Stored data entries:
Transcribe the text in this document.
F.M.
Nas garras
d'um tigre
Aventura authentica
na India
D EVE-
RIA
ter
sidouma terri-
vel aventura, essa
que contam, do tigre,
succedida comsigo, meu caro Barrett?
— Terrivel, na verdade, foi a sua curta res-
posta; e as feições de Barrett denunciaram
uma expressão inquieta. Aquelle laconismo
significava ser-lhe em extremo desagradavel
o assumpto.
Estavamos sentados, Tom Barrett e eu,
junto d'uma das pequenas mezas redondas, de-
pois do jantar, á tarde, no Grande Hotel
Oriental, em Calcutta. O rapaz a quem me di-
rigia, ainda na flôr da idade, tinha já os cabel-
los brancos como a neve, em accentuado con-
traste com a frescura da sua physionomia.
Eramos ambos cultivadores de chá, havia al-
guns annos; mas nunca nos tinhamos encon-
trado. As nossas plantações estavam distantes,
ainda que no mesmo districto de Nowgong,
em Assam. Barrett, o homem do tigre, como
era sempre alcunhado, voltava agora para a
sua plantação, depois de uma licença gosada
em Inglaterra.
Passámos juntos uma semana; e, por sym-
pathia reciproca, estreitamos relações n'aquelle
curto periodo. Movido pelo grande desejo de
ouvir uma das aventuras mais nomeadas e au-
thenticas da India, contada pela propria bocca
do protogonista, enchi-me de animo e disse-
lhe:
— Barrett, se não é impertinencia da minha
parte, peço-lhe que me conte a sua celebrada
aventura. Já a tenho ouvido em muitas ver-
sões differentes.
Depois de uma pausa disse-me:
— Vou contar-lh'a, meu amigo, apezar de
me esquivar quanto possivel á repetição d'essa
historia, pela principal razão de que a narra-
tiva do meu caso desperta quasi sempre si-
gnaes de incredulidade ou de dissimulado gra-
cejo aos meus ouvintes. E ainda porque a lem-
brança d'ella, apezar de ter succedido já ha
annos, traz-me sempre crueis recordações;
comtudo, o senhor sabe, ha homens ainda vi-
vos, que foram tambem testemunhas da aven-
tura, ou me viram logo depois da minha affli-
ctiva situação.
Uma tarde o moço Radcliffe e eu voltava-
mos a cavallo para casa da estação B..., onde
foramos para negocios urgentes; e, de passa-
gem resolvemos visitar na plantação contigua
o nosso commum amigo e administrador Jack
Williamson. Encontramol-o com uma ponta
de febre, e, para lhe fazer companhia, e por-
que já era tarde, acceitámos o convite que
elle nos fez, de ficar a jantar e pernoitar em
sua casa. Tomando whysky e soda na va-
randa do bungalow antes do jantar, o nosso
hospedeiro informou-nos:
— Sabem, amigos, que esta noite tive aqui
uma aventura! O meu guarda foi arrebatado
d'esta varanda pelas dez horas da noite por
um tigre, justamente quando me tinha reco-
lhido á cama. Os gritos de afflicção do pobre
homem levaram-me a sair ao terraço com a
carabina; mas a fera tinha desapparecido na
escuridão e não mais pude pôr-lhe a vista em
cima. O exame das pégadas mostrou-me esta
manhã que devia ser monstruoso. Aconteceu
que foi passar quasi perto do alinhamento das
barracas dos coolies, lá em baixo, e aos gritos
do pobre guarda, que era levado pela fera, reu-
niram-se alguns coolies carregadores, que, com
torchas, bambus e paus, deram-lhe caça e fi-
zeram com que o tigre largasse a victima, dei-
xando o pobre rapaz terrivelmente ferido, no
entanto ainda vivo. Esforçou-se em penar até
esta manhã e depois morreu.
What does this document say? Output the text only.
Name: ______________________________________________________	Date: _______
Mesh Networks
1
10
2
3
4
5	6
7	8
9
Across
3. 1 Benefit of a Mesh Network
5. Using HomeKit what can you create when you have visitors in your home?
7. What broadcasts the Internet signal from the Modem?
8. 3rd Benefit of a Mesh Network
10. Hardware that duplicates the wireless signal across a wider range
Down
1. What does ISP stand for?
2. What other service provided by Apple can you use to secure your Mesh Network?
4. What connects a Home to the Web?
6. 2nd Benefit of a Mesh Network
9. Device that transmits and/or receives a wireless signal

**Task**
How many of the lines above include the string "jantar"? Answer with the number only.

**Answer for this exercise**
3